**Problem 1**
According to the editorial on the Kanpur violence, what rumors were enough to provoke the outburst in the town?
**Problem 2**
Carry on the editorial about the Kanpur violence, starting right after its final sentence.

**Supplied passage**
THE SHARP ESCALATION of violence in Kanpur, that has already left about a dozen people including an Additional District Magistrate dead, is a pointer to the extent to which the polity in the town is divided on communal lines. And it will not be improper to conclude that the events in Kanpur in the past few days are only a fallout of the insidious campaign carried out across the country by sectarian outfits on either side of the Hindu-Muslim divide. That mere rumours about the holy text of the Muslims being burnt in the capital are enough to provoke a violent outburst in Kanpur highlights the extent to which men who belong to the lunatic fringes of both the communities can go. But then, violence on the scale witnessed in Kanpur since Friday last could not have taken place if only the civil administration in the district and the political leadership of Uttar Pradesh had agreed to act in time. The Uttar Pradesh Chief Minister, Mr. Rajnath Singh, cannot be absolved of his responsibility in letting things slide to the extent that it has.

**Source data**
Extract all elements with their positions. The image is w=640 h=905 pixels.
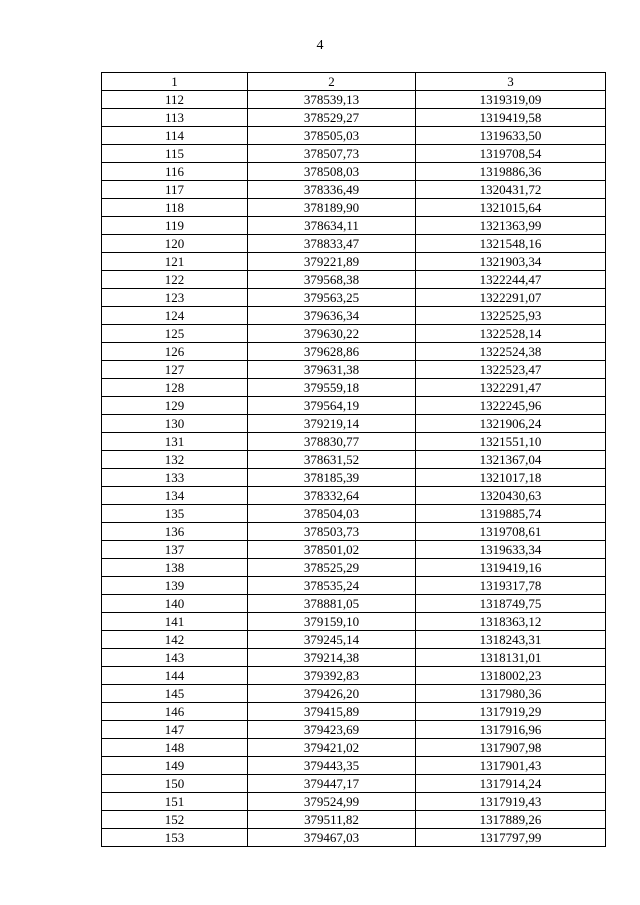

**Written reply 1**
Rumors that the holy text of the Muslims was being burnt in the capital.

**Written reply 2**
The fact that a section belonging to the Students Islamic Movement of India (SIMI), which had orchestrated the protest on March 16 (ostensibly to protest against the ``burning'' of the Quran), was carrying sophisticated firearms that Friday afternoon underlines the failure of the civil administration in the city. After all, it is not all that simple for members of such outfits to procure such sophisticated firearms (for it is now evident that the Additional District Magistrate succumbed to bullets from an assault rifle) without the law enforcing agencies coming to know of it. Add to this the reports that large number of crude bombs, country-made guns and other weapons have been found from the city's localities during the raids in the past couple of days, and it is clear that the communal violence in Kanpur was in the making for some time. Yet the Government did nothing.

Indeed, the incidents in Kanpur cannot be seen as mere problems of law and order. In the same way, there is no way one can concur with the claims by the Chief Minister that the violence is the fallout of a conspiracy. Instead, the turn of events in Kanpur during the past few days cannot but bring to mind the situation across Uttar Pradesh when the BJP and the other arms of the Sangh Parivar were engaged in whipping up passions around the Ayodhya controversy. It is a fact that throughout that phase - from the time of Mr. L. K. Advani's rath yatra to the demolition of the Babri Masjid on December 6, 1992 - most towns in Uttar Pradesh were caught up in communal violence, arson and looting of property. The civil administration had, even at that time, failed in its duty. The incidents in Kanpur are a cause for concern in this context rather than being mere issues pertaining to law and order.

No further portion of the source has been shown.